Determine how many lines in the data below contain "this" and write only that number.

(Figure dataset records)

<<<<

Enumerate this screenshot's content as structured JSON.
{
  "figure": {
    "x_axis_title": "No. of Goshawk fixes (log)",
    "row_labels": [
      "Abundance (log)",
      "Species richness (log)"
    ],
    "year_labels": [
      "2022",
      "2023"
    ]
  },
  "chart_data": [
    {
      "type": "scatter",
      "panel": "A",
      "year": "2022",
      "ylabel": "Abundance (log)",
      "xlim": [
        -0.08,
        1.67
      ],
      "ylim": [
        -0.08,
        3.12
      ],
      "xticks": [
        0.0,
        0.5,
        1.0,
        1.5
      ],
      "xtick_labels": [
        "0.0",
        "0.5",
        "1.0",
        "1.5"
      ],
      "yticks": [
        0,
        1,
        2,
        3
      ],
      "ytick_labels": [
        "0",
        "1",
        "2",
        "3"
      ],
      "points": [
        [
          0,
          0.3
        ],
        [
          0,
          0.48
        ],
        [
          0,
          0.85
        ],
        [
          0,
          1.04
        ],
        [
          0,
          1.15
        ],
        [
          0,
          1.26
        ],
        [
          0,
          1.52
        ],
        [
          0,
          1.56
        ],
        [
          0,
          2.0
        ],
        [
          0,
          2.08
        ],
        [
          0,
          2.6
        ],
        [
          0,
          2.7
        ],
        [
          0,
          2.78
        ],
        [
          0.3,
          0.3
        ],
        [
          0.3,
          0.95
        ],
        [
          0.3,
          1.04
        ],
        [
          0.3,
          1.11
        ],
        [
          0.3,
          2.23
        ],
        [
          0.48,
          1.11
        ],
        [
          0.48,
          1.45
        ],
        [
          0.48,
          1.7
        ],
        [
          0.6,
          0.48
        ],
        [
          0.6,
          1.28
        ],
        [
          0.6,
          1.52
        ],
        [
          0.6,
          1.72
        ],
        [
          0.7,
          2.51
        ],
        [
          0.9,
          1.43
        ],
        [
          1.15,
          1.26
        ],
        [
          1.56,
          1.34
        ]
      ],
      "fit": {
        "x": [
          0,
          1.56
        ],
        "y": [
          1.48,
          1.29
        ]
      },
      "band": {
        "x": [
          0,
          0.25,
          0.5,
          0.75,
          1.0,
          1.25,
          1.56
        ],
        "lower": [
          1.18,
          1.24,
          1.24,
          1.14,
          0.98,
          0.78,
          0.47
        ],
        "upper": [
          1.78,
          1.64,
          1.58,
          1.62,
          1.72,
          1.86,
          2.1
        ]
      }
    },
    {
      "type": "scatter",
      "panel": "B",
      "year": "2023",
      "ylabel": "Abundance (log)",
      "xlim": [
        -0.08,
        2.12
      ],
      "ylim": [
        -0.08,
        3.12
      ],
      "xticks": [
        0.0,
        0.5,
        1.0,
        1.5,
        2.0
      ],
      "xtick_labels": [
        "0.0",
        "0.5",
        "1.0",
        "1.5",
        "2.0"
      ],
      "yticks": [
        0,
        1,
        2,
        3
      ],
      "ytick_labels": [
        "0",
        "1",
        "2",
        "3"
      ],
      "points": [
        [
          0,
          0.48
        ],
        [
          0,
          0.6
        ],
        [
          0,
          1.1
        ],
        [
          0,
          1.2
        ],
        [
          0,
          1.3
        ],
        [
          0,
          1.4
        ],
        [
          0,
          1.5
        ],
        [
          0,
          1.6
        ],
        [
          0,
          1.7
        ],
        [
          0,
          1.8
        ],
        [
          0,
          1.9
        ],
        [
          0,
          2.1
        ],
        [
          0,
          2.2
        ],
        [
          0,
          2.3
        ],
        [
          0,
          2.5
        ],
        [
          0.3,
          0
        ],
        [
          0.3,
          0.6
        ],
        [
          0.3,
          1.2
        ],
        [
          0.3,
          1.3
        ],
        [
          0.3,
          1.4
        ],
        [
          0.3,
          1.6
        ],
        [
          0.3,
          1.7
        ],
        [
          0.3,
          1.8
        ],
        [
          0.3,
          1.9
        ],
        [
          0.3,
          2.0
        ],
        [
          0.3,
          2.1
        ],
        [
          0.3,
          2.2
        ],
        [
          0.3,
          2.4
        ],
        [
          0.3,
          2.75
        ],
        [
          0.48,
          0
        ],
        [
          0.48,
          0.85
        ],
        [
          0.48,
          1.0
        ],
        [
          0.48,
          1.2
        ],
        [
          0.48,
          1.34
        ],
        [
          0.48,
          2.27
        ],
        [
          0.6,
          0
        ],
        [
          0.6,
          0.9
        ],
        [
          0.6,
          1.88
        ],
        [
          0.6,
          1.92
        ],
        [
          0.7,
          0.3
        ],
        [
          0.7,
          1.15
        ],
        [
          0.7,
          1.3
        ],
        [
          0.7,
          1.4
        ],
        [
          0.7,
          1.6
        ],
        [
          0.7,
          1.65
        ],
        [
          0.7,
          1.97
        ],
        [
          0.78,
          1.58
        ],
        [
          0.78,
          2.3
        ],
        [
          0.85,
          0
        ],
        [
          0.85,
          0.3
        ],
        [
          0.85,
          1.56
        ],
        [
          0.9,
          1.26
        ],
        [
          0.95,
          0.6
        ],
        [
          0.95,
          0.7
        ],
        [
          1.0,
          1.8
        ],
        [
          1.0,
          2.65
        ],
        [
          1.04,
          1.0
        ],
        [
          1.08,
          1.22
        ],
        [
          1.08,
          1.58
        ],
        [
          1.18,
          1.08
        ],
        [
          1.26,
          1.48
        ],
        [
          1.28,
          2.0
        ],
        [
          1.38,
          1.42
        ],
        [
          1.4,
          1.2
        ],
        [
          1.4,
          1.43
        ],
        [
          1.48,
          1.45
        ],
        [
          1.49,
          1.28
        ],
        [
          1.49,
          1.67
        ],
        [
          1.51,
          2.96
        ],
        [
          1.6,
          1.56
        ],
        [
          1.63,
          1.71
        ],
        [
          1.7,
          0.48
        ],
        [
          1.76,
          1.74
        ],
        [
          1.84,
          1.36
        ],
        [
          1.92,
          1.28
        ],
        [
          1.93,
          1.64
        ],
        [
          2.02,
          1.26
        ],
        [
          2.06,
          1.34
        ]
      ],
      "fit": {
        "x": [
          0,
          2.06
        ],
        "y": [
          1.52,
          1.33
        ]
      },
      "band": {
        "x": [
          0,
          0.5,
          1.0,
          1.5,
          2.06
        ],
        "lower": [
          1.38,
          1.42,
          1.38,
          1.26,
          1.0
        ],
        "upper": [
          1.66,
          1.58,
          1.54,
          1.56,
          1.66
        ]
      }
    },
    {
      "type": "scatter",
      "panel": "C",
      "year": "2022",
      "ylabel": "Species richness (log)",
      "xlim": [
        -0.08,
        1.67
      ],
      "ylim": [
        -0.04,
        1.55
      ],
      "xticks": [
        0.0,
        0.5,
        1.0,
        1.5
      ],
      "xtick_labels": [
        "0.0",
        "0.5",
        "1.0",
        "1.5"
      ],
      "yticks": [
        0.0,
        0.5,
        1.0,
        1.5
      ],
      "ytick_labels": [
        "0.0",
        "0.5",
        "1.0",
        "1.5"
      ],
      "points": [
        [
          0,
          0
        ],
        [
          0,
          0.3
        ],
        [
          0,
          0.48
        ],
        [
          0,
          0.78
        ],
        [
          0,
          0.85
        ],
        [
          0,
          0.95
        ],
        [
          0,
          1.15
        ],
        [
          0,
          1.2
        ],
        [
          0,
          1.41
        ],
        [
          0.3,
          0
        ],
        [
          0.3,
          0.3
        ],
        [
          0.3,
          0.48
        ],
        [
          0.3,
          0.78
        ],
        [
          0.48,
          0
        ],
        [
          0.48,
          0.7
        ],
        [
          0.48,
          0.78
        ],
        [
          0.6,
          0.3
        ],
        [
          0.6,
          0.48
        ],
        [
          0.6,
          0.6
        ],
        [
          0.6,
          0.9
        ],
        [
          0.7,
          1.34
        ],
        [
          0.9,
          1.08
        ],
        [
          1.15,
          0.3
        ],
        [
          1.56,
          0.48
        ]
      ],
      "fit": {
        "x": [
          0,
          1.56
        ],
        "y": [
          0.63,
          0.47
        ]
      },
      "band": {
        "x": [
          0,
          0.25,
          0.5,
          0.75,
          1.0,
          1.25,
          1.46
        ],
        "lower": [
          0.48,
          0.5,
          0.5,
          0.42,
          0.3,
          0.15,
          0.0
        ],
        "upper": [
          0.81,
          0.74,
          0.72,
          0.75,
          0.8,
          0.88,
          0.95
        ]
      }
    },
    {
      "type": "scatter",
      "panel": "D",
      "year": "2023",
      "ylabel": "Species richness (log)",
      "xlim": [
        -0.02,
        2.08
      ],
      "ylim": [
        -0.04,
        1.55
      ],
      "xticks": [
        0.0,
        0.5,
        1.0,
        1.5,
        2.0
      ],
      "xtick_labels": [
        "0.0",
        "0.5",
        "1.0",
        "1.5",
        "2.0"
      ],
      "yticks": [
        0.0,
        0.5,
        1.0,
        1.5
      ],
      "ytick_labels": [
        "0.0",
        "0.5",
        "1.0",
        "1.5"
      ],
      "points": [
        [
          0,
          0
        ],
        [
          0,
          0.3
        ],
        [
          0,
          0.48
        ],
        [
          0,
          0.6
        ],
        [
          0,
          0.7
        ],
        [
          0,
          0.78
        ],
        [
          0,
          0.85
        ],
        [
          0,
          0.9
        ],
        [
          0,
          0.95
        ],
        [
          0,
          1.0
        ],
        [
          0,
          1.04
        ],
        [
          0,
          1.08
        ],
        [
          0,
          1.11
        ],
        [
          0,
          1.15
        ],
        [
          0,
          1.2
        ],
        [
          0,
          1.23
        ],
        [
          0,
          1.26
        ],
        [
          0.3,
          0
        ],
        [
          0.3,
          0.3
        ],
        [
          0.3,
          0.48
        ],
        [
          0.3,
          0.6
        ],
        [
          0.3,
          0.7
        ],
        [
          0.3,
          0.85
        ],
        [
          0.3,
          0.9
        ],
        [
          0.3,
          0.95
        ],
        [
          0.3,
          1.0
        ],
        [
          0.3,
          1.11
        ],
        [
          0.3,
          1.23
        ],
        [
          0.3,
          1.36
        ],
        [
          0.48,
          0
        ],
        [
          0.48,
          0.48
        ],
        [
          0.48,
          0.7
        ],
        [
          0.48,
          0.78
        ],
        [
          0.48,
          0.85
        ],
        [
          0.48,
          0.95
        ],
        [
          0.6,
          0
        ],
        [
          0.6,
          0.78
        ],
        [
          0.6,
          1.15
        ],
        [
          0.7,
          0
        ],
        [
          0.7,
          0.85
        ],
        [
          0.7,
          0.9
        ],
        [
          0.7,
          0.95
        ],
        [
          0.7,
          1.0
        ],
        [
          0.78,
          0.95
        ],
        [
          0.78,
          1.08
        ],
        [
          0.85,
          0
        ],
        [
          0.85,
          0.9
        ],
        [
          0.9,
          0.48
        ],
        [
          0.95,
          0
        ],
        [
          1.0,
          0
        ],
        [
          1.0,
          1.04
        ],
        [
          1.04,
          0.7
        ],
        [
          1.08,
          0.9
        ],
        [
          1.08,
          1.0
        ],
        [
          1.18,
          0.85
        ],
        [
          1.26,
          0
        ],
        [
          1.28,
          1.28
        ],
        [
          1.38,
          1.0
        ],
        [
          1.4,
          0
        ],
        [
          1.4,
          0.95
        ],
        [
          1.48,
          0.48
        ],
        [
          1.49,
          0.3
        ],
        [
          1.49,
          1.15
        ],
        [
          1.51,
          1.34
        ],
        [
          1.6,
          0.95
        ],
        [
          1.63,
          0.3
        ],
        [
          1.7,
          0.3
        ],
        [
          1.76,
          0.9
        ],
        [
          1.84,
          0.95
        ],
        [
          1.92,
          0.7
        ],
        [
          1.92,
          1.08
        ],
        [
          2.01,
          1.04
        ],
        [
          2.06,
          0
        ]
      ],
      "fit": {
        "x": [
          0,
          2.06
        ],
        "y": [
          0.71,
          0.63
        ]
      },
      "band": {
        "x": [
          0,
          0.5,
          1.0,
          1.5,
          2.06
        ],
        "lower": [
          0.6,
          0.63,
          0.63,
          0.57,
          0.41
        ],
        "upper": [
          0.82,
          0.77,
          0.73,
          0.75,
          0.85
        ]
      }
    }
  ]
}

>>>>
<<<<

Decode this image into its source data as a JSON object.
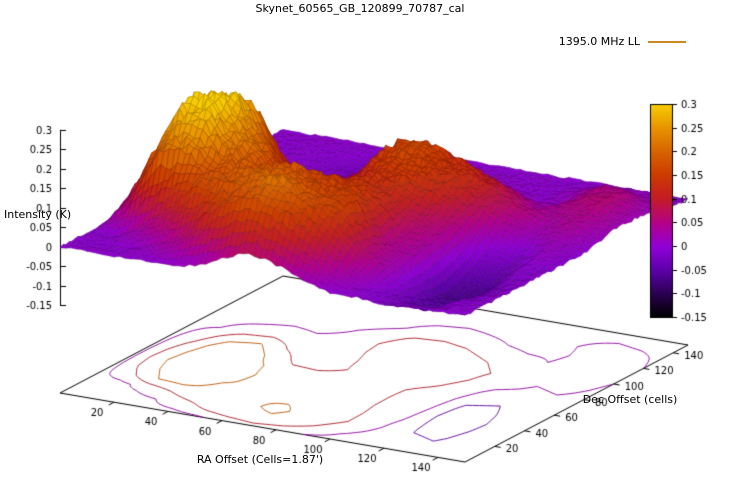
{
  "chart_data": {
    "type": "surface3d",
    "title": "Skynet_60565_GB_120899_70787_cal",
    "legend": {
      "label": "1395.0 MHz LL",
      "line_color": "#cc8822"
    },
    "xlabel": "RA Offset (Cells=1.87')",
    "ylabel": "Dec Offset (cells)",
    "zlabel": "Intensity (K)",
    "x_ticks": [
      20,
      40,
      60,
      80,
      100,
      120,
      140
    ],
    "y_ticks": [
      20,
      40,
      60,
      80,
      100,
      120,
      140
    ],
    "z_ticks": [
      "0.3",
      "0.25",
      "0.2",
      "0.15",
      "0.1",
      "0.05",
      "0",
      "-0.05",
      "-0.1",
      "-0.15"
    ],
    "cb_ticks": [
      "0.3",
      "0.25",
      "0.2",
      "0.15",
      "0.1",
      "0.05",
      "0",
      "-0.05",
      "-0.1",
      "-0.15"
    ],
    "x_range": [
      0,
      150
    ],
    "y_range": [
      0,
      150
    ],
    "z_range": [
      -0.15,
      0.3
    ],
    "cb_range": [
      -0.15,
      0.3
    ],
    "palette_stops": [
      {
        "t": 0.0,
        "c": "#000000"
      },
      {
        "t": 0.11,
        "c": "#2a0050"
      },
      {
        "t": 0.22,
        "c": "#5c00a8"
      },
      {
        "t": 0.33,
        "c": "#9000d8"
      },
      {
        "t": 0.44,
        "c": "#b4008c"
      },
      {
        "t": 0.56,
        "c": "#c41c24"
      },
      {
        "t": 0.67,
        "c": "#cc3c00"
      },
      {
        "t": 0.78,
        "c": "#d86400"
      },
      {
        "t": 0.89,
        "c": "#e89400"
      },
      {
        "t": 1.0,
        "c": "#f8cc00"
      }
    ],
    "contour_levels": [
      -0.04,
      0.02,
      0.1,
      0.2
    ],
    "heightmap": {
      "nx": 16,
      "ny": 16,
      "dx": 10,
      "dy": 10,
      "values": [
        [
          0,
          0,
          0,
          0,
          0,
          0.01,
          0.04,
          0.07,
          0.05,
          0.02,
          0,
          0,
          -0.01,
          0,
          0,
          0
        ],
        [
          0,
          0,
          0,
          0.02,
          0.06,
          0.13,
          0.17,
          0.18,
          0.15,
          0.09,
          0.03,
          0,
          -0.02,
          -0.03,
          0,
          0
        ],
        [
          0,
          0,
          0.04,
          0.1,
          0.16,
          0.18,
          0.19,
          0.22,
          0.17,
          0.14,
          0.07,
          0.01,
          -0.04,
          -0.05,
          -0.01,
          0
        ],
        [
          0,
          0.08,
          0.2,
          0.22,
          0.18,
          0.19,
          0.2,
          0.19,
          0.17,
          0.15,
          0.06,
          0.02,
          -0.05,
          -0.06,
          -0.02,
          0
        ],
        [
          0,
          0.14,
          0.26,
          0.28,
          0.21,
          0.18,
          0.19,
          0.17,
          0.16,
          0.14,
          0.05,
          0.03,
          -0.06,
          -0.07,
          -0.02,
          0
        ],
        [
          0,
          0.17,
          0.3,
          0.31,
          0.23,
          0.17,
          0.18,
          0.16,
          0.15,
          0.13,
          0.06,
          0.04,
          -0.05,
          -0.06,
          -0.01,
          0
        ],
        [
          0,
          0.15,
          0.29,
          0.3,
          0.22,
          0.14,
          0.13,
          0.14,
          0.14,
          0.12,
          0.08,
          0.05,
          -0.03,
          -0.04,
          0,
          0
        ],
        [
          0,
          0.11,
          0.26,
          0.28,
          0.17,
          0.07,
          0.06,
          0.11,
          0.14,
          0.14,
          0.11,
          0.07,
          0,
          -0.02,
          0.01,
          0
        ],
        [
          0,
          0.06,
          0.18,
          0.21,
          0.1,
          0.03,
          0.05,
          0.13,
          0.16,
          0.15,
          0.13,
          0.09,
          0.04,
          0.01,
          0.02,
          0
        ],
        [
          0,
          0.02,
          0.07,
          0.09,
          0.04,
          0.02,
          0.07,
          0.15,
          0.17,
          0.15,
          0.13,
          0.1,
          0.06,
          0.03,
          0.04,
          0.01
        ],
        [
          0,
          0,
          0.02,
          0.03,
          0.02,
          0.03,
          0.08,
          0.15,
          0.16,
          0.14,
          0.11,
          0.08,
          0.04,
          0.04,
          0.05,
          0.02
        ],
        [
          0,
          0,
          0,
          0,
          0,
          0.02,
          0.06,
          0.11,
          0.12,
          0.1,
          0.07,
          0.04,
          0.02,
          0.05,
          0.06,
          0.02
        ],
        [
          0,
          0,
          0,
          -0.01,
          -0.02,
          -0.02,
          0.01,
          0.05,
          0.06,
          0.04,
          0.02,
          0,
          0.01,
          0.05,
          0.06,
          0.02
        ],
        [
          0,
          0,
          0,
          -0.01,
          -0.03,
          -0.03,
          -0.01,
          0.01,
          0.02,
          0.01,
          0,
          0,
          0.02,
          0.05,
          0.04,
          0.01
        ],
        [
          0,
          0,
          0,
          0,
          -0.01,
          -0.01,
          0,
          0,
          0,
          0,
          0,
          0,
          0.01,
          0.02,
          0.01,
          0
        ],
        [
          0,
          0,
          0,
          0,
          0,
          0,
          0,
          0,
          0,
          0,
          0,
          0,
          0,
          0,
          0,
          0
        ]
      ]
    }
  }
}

>>>>
<<<<

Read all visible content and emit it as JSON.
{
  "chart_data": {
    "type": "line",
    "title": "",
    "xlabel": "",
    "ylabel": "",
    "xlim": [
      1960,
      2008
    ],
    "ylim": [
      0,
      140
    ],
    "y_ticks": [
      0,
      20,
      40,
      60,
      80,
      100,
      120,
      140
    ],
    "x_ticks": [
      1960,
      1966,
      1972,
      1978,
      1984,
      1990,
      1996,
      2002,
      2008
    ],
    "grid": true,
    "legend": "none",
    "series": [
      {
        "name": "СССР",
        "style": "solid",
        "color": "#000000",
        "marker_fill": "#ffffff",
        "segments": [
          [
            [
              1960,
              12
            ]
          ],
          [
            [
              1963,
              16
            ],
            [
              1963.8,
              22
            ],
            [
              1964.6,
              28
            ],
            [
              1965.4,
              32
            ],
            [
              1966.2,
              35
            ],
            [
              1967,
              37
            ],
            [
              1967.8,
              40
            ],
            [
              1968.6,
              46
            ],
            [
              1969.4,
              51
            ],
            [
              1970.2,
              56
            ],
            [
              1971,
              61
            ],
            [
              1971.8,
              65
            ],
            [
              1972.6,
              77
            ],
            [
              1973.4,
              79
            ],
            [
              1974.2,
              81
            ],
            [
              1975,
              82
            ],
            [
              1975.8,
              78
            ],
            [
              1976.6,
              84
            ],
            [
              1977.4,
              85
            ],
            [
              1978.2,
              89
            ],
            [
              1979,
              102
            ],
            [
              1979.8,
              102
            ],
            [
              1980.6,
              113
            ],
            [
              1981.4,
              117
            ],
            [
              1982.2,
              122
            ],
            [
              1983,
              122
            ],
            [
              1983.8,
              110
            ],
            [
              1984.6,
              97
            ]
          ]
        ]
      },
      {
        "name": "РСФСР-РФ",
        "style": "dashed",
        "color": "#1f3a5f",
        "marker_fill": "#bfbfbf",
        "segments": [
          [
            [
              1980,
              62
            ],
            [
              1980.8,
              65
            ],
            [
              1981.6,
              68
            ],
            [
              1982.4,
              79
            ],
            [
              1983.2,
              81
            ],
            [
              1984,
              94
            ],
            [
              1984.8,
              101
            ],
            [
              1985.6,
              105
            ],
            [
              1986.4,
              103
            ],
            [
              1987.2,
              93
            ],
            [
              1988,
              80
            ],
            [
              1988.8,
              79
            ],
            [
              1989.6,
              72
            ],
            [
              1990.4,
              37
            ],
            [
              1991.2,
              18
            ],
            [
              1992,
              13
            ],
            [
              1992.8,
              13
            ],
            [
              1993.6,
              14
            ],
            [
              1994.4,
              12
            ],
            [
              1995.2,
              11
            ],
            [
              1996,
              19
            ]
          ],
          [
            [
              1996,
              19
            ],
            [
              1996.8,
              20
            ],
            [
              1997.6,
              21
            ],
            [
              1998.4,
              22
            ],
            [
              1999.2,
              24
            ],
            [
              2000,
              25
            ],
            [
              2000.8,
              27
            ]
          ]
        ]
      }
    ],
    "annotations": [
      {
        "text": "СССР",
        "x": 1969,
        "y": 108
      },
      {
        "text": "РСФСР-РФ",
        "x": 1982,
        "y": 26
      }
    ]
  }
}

>>>>

▶ **Task output**: 2